[START DATA FOR THIS EXERCISE]
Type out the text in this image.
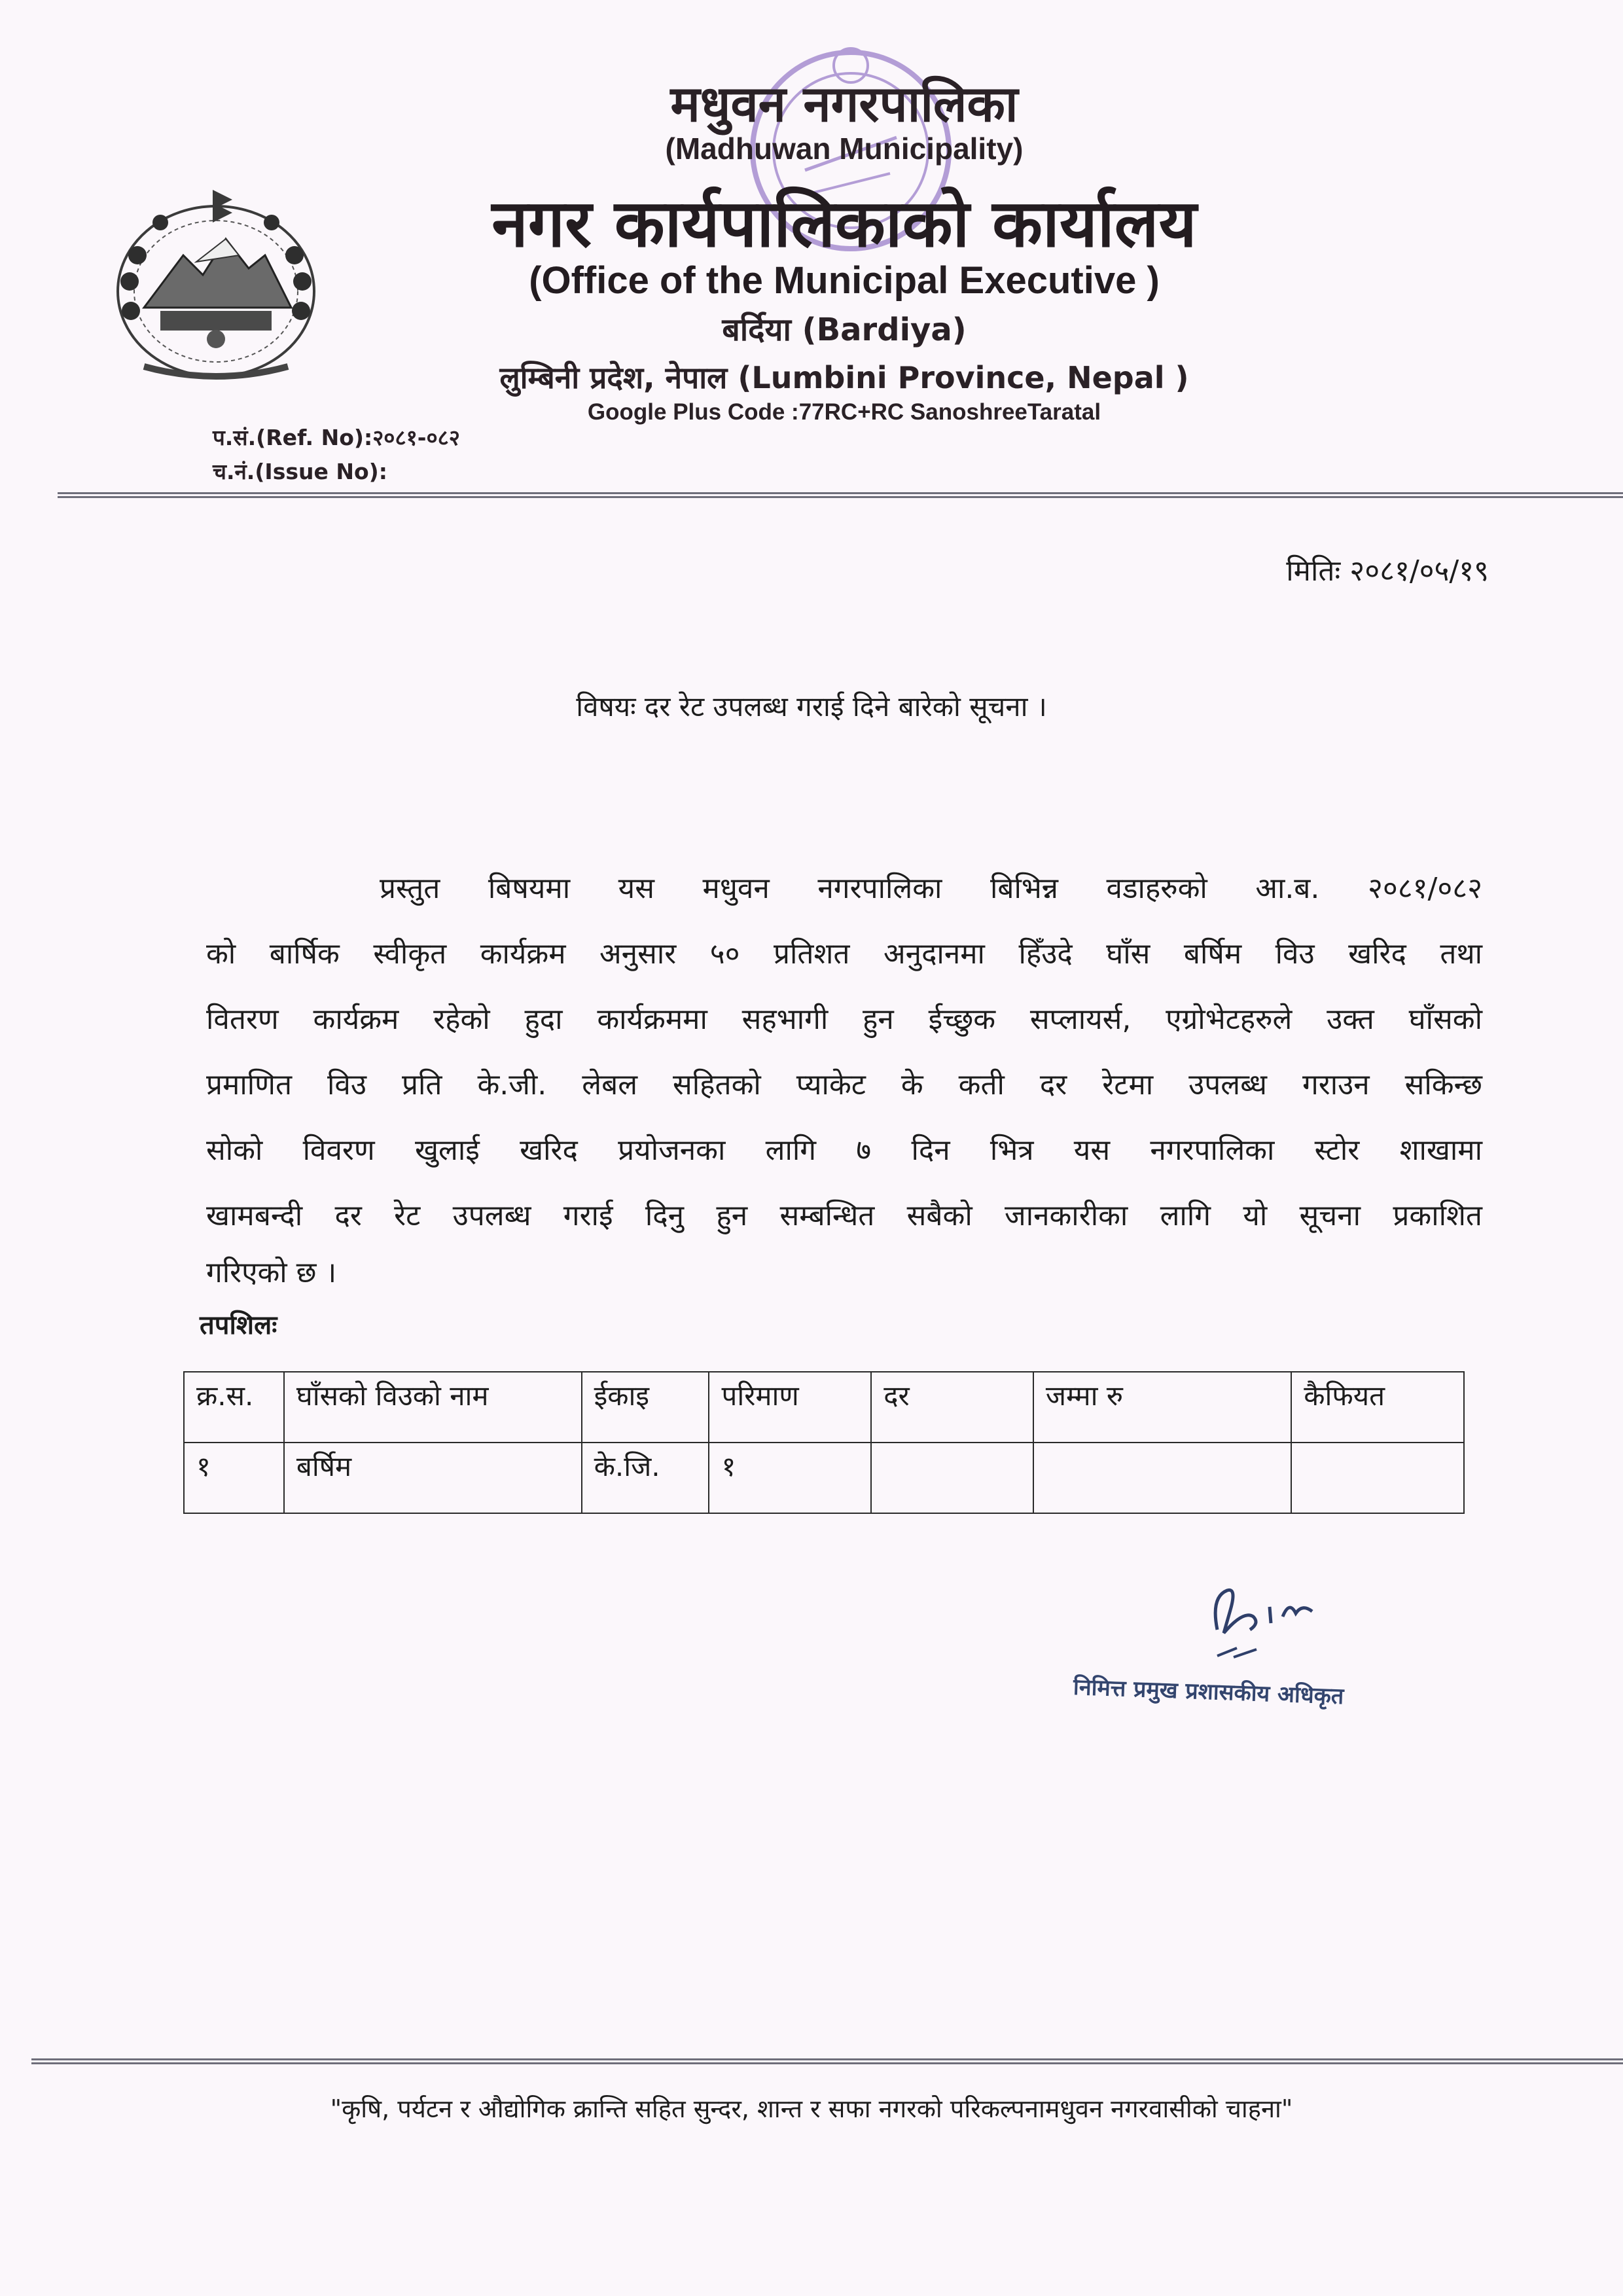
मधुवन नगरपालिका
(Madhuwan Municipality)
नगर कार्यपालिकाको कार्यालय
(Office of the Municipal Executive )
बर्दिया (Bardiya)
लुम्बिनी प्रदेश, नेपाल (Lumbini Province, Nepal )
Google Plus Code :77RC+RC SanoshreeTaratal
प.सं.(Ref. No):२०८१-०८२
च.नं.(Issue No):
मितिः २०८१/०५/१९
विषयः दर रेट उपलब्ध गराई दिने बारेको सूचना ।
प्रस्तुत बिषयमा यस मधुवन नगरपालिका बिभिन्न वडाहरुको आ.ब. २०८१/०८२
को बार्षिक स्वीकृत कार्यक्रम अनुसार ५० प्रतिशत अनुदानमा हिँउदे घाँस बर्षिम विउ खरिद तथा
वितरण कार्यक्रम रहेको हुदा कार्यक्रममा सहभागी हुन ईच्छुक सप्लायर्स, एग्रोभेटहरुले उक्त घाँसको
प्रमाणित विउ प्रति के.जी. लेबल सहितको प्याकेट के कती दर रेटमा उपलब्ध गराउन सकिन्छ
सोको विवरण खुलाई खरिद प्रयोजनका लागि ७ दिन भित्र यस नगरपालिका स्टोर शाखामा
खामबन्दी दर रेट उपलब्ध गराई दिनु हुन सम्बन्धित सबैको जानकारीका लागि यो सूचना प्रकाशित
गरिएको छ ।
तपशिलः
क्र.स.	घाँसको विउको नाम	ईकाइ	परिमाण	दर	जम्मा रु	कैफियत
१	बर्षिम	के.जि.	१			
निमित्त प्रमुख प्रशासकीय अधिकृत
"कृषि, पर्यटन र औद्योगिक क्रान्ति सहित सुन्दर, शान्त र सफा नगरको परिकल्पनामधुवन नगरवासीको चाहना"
[END DATA FOR THIS EXERCISE]
[START DATA FOR THIS EXERCISE]
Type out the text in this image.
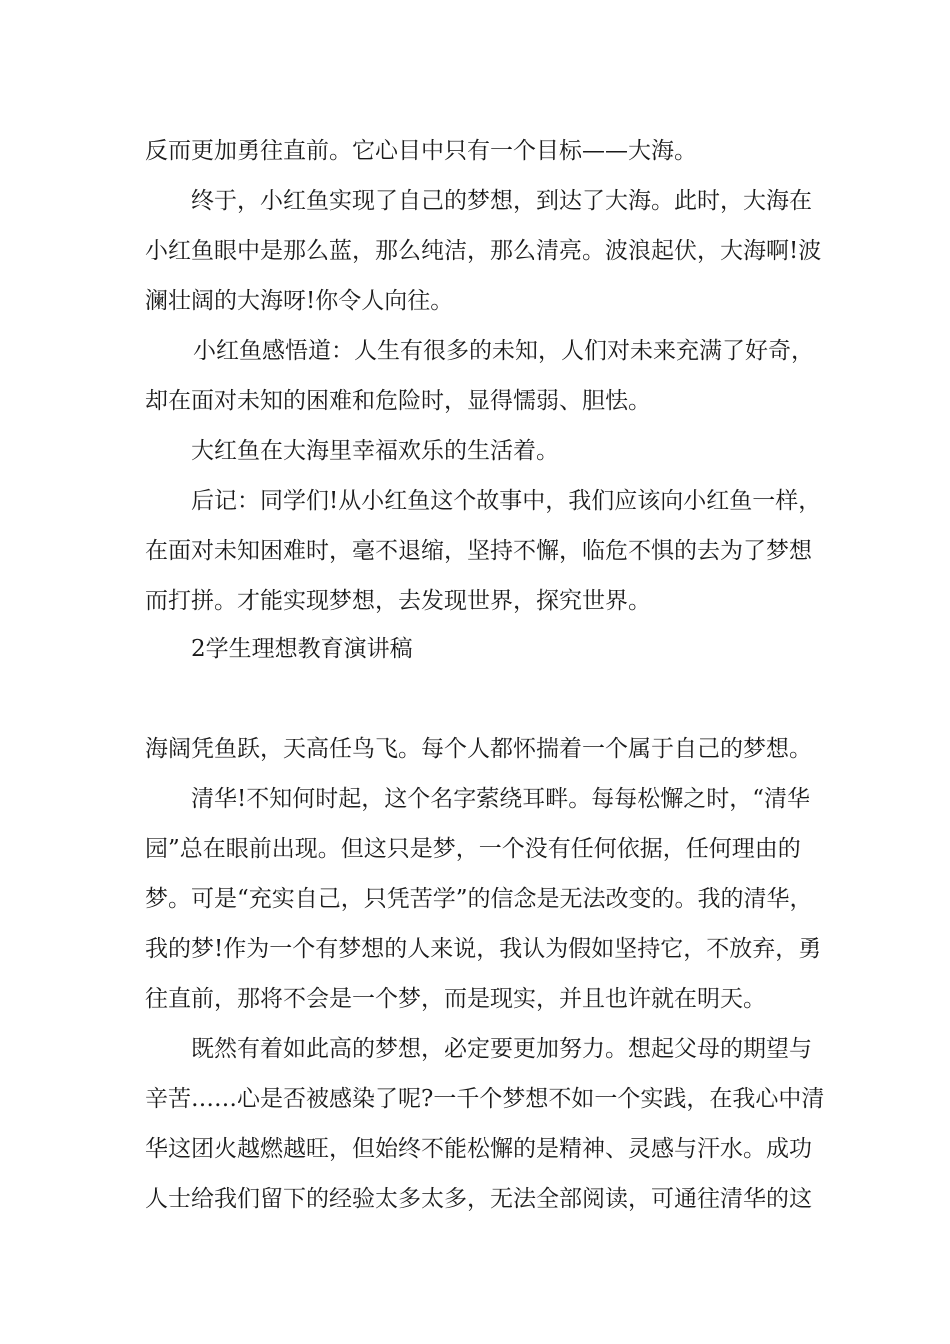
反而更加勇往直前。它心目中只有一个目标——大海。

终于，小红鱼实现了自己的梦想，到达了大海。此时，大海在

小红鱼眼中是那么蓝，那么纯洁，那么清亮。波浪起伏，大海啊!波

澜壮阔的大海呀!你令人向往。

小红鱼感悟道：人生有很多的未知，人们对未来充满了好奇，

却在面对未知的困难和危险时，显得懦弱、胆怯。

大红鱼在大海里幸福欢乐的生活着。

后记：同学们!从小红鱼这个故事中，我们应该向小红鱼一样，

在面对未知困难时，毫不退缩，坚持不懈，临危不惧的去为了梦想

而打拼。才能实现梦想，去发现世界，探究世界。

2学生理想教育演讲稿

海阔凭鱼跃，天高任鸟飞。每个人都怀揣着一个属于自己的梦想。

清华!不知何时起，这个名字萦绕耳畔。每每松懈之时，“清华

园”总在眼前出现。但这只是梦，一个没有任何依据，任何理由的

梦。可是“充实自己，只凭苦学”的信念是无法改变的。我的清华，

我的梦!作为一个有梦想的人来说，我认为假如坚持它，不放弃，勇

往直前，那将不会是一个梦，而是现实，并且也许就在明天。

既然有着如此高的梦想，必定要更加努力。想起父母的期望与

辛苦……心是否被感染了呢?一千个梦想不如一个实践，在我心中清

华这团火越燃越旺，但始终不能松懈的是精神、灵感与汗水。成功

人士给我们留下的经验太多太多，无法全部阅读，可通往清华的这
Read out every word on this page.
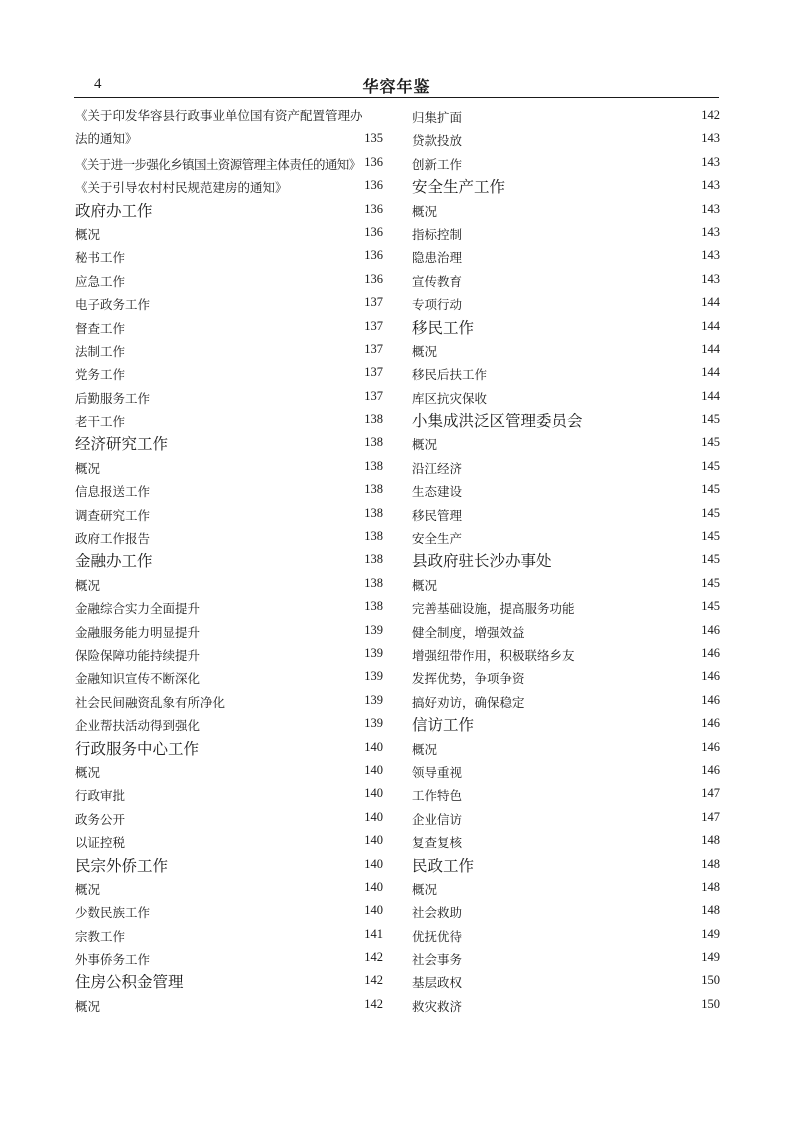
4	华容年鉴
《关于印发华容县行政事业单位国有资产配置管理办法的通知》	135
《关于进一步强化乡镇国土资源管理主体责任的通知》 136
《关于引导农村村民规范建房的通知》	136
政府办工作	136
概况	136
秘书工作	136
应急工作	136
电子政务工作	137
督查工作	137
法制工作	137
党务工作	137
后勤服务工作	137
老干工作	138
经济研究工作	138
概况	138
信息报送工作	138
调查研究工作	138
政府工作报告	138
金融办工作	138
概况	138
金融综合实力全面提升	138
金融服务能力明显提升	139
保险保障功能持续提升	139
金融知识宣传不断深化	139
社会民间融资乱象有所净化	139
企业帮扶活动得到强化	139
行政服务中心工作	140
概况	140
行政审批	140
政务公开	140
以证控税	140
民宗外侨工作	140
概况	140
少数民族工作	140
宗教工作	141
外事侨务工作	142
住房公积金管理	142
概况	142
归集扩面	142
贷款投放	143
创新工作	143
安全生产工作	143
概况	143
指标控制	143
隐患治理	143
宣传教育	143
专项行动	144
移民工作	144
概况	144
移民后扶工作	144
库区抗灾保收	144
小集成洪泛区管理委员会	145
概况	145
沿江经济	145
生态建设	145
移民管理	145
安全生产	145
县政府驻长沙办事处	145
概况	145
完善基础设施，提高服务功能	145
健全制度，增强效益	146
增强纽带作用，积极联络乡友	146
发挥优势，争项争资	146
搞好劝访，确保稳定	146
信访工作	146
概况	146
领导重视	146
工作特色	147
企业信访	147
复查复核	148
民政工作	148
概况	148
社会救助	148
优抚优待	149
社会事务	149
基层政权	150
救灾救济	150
[END DATA FOR THIS EXERCISE]
[START DATA FOR THIS EXERCISE]
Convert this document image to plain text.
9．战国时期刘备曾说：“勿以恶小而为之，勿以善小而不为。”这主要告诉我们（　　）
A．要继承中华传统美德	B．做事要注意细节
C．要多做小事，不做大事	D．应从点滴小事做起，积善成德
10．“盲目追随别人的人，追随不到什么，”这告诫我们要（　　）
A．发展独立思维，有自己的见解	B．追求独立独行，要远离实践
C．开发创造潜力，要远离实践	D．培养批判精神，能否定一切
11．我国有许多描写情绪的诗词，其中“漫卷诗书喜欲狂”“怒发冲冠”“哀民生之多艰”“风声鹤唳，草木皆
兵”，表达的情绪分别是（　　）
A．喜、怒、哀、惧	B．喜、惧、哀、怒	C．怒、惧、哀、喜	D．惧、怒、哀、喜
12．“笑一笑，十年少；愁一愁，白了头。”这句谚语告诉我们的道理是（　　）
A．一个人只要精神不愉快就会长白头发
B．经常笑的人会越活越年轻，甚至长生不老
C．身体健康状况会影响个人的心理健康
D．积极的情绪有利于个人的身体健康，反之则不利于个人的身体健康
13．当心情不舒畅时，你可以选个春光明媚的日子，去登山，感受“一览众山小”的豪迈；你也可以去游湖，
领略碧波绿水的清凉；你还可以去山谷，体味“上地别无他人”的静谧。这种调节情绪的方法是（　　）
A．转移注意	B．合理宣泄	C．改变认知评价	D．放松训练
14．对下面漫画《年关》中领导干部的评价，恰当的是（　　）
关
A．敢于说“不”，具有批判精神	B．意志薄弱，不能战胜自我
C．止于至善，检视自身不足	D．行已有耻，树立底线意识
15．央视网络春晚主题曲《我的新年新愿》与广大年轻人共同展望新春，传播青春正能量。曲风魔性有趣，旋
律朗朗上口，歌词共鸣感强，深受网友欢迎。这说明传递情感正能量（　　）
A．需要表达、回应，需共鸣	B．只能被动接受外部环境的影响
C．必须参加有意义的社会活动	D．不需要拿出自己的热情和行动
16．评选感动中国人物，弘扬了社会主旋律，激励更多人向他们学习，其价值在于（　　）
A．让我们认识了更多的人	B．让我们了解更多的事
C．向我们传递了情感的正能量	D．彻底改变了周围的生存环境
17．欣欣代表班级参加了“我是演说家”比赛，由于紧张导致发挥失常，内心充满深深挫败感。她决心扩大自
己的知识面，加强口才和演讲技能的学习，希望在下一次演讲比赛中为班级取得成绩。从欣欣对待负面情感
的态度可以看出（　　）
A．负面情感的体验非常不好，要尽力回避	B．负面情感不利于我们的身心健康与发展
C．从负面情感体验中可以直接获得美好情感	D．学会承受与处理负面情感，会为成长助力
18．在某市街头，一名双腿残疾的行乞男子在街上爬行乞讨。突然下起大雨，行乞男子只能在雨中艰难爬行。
[END DATA FOR THIS EXERCISE]
OBJECTIVE » Check each line of the listing above for the string "नगरप", then report only how many lines have it.

CORRECT RESPONSE » 3